======== Entries provided

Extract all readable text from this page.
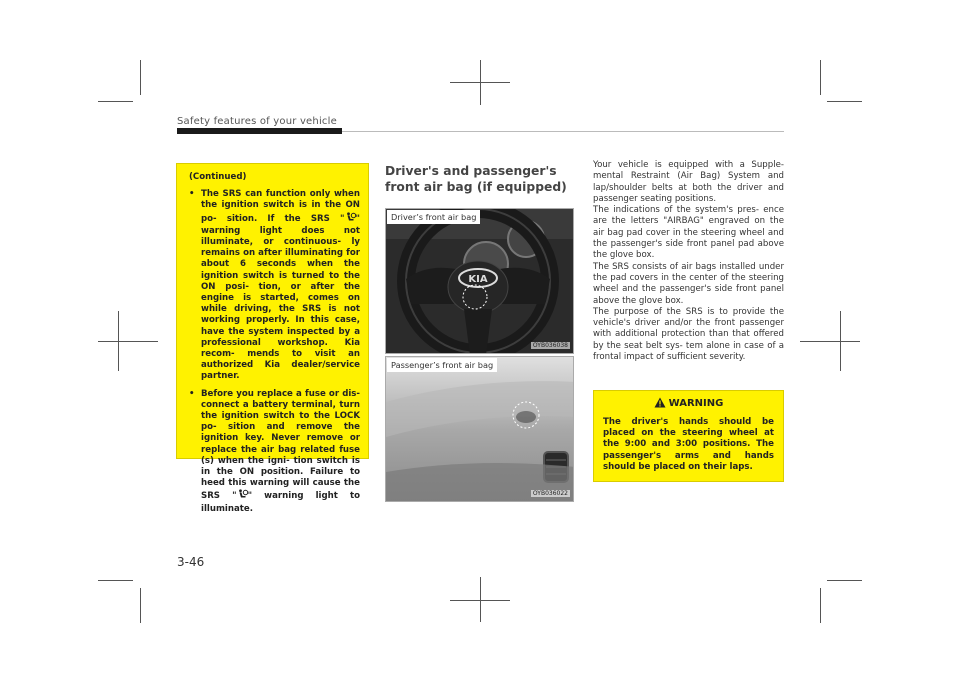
Safety features of your vehicle
(Continued)
• The SRS can function only when the ignition switch is in the ON po- sition. If the SRS " " warning light does not illuminate, or continuous- ly remains on after illuminating for about 6 seconds when the ignition switch is turned to the ON posi- tion, or after the engine is started, comes on while driving, the SRS is not working properly. In this case, have the system inspected by a professional workshop. Kia recom- mends to visit an authorized Kia dealer/service partner.
• Before you replace a fuse or dis- connect a battery terminal, turn the ignition switch to the LOCK po- sition and remove the ignition key. Never remove or replace the air bag related fuse (s) when the igni- tion switch is in the ON position. Failure to heed this warning will cause the SRS " " warning light to illuminate.
Driver's and passenger's front air bag (if equipped)
KIA
Driver’s front air bag
OYB036038
Passenger’s front air bag
OYB036022

Your vehicle is equipped with a Supple- mental Restraint (Air Bag) System and lap/shoulder belts at both the driver and passenger seating positions.

The indications of the system's pres- ence are the letters "AIRBAG" engraved on the air bag pad cover in the steering wheel and the passenger's side front panel pad above the glove box.

The SRS consists of air bags installed under the pad covers in the center of the steering wheel and the passenger's side front panel above the glove box.

The purpose of the SRS is to provide the vehicle's driver and/or the front passenger with additional protection than that offered by the seat belt sys- tem alone in case of a frontal impact of sufficient severity.

WARNING
The driver's hands should be placed on the steering wheel at the 9:00 and 3:00 positions. The passenger's arms and hands should be placed on their laps.
3-46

================

#### [Exercise prompt]
Pick out each line in the material containing "equipped".

#### [Answer for this exercise]
Driver's and passenger's front air bag (if equipped)
Your vehicle is equipped with a Supple- mental Restraint (Air Bag) System and lap/shoulder belts at both the driver and passenger seating positions.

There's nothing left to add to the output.